(Objective)
Return, with no alteration, the lines of the listing from its first line through the line that contains "svg-text:Sauna: Sauna xyxy=(489,202,538,220)", including both of these lines.
begin Records provided
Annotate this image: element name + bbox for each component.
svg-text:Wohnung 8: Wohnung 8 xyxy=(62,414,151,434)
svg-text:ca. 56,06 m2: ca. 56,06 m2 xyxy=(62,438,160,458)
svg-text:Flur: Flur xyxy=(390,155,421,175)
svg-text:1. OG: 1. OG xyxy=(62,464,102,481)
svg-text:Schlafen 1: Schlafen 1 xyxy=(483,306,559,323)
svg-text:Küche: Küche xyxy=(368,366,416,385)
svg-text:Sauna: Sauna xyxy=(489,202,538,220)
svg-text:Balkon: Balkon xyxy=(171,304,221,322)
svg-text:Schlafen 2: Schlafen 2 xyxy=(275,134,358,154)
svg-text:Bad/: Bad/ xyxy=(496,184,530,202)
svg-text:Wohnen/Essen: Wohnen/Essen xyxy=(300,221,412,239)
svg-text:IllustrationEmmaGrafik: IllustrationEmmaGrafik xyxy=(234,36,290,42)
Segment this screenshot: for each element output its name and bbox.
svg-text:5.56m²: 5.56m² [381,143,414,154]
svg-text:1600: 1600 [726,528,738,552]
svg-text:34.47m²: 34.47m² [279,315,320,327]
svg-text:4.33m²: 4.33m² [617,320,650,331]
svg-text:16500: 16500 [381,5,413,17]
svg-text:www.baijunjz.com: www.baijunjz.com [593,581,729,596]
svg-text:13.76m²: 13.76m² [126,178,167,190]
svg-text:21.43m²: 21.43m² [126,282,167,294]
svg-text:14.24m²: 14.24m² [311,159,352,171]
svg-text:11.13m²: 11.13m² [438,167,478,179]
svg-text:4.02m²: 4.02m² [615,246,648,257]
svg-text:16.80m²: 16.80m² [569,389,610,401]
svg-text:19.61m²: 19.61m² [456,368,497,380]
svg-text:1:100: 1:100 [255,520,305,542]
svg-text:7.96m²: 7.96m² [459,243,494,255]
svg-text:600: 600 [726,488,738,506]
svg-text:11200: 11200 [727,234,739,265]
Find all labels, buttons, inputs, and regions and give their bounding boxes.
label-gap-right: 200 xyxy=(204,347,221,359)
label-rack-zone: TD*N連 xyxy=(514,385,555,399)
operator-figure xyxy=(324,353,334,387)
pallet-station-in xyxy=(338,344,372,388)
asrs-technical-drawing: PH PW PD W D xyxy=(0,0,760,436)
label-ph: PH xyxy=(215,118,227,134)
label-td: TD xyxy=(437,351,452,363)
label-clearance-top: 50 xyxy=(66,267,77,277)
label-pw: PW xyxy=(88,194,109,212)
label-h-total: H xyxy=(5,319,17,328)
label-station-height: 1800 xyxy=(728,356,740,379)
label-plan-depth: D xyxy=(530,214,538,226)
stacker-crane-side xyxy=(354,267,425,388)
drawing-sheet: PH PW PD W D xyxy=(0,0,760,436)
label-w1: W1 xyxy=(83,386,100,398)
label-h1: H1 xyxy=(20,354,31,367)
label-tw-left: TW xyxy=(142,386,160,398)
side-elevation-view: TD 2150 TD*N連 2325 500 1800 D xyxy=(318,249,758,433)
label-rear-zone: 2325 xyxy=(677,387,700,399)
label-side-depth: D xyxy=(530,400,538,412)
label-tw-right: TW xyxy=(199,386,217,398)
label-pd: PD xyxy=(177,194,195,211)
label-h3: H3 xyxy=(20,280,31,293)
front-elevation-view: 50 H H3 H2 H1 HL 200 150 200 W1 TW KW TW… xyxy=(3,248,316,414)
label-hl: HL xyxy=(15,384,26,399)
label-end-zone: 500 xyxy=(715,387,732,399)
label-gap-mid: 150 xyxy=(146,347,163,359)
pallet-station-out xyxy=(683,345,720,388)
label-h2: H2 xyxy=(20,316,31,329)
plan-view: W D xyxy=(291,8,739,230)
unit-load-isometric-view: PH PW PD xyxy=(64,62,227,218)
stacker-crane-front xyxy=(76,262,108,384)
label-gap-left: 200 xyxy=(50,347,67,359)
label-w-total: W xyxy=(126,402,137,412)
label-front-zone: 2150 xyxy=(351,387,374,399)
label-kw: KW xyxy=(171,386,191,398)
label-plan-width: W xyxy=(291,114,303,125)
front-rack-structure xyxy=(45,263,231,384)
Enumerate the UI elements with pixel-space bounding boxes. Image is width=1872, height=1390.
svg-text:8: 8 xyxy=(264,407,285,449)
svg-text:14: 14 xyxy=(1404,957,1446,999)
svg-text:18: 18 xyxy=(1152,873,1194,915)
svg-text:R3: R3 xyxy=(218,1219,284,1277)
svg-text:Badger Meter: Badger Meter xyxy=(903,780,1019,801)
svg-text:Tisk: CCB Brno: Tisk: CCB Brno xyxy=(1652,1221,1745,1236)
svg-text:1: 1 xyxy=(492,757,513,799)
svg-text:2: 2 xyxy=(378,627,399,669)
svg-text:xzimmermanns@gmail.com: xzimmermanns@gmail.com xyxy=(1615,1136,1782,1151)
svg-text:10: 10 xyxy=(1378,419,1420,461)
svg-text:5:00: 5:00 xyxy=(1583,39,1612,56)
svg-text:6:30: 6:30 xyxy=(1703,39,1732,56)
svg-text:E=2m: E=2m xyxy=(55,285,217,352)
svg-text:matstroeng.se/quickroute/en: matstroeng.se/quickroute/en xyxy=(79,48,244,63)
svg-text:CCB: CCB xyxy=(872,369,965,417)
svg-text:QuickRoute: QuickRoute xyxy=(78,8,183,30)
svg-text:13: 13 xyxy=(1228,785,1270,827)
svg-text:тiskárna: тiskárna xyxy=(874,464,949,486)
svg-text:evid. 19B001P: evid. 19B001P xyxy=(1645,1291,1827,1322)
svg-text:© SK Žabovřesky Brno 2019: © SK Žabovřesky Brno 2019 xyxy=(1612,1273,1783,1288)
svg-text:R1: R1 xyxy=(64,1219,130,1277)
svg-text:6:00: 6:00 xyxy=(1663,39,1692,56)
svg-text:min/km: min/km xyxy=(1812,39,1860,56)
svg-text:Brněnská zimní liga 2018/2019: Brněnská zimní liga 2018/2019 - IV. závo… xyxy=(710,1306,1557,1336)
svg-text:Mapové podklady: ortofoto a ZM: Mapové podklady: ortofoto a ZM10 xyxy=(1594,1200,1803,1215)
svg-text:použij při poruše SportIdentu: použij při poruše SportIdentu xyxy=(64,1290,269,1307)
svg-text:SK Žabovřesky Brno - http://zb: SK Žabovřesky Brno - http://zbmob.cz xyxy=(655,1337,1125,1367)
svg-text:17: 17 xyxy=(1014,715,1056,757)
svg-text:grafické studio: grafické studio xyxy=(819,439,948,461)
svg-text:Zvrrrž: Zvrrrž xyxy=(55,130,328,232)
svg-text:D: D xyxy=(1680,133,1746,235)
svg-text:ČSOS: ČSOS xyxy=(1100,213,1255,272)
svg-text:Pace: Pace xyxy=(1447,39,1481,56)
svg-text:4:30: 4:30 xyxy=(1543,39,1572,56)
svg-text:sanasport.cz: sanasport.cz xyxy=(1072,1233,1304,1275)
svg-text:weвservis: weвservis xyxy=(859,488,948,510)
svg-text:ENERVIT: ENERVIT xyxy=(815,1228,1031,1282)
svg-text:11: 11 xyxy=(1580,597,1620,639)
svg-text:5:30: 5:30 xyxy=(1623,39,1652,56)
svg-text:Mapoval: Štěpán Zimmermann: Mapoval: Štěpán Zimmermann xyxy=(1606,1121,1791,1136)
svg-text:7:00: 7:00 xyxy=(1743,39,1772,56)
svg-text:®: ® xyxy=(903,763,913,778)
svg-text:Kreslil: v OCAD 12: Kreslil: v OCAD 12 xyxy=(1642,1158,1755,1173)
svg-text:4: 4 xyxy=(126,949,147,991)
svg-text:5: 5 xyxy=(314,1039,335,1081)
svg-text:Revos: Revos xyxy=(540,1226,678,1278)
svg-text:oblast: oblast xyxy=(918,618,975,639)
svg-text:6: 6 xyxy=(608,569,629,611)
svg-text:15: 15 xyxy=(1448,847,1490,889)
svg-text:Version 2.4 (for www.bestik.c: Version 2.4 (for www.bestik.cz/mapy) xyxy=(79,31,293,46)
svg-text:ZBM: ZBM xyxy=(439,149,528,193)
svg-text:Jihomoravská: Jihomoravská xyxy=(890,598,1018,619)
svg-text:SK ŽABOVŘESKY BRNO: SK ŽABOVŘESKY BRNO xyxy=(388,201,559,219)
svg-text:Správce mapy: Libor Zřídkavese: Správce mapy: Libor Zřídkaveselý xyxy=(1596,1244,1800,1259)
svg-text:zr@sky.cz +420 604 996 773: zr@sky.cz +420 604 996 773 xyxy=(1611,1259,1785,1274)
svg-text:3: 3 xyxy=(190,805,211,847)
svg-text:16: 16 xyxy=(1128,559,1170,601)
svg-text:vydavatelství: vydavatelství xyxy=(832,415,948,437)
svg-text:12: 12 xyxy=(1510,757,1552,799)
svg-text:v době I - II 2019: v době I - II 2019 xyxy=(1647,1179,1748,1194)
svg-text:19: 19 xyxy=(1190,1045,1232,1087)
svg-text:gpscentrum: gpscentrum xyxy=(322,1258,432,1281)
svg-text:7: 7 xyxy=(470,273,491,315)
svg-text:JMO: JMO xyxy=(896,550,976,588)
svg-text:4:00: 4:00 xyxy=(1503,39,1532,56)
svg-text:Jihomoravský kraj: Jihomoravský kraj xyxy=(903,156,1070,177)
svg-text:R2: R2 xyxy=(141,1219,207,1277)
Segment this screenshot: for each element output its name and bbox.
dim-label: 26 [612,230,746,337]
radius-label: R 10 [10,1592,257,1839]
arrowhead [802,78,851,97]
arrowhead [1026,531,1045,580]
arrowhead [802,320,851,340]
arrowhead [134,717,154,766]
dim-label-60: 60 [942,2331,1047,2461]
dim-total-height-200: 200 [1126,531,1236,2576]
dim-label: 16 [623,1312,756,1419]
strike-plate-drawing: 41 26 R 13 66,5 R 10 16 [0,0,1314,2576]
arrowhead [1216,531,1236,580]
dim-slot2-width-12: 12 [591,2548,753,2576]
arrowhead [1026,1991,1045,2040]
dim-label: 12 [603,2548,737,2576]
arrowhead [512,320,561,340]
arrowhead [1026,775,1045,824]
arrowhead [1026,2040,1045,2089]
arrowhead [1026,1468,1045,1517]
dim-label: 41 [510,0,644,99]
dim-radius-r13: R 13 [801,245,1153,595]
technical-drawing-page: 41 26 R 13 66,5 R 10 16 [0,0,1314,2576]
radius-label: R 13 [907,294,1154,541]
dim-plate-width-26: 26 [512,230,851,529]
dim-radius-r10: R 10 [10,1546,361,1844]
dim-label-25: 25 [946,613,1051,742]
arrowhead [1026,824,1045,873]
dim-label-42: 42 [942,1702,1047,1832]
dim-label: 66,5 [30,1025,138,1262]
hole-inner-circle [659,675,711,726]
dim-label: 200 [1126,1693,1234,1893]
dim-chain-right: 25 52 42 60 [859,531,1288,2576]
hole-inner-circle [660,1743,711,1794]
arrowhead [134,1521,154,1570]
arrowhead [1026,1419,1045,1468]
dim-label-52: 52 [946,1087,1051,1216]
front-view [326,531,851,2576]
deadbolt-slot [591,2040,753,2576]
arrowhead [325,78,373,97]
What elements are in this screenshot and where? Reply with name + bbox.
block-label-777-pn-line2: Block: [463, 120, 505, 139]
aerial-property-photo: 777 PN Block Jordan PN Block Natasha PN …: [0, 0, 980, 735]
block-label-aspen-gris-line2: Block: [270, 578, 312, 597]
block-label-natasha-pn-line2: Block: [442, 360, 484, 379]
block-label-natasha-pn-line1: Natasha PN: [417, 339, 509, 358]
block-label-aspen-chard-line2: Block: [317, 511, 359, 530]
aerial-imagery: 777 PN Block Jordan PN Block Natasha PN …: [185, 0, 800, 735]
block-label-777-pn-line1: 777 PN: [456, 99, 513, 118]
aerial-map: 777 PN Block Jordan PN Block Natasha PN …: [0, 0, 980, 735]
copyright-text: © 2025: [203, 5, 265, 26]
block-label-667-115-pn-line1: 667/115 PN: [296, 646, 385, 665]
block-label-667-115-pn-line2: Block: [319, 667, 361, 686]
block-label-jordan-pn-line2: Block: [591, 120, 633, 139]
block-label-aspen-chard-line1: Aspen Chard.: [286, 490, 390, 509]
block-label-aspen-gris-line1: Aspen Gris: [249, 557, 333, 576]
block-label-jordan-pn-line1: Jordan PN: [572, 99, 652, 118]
end Records provided
(Correct response)
Annotate this image: element name + bbox for each component.
svg-text:Wohnung 8: Wohnung 8 xyxy=(62,414,151,434)
svg-text:ca. 56,06 m2: ca. 56,06 m2 xyxy=(62,438,160,458)
svg-text:Flur: Flur xyxy=(390,155,421,175)
svg-text:1. OG: 1. OG xyxy=(62,464,102,481)
svg-text:Schlafen 1: Schlafen 1 xyxy=(483,306,559,323)
svg-text:Küche: Küche xyxy=(368,366,416,385)
svg-text:Sauna: Sauna xyxy=(489,202,538,220)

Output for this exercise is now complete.